--- start of DATA ---
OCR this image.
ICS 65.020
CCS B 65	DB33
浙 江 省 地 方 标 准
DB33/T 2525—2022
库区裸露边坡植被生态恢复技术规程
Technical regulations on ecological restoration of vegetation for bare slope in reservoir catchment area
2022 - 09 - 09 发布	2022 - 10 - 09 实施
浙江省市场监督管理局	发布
--- end of DATA ---
▶ **EXERCISE INSTRUCTIONS**
Reproduce the complete set of lines precisely as supplied.

▶ **OUTPUT FOR THIS EXERCISE**
OCR this image.
ICS 65.020
CCS B 65	DB33
浙 江 省 地 方 标 准
DB33/T 2525—2022
库区裸露边坡植被生态恢复技术规程
Technical regulations on ecological restoration of vegetation for bare slope in reservoir catchment area
2022 - 09 - 09 发布	2022 - 10 - 09 实施
浙江省市场监督管理局	发布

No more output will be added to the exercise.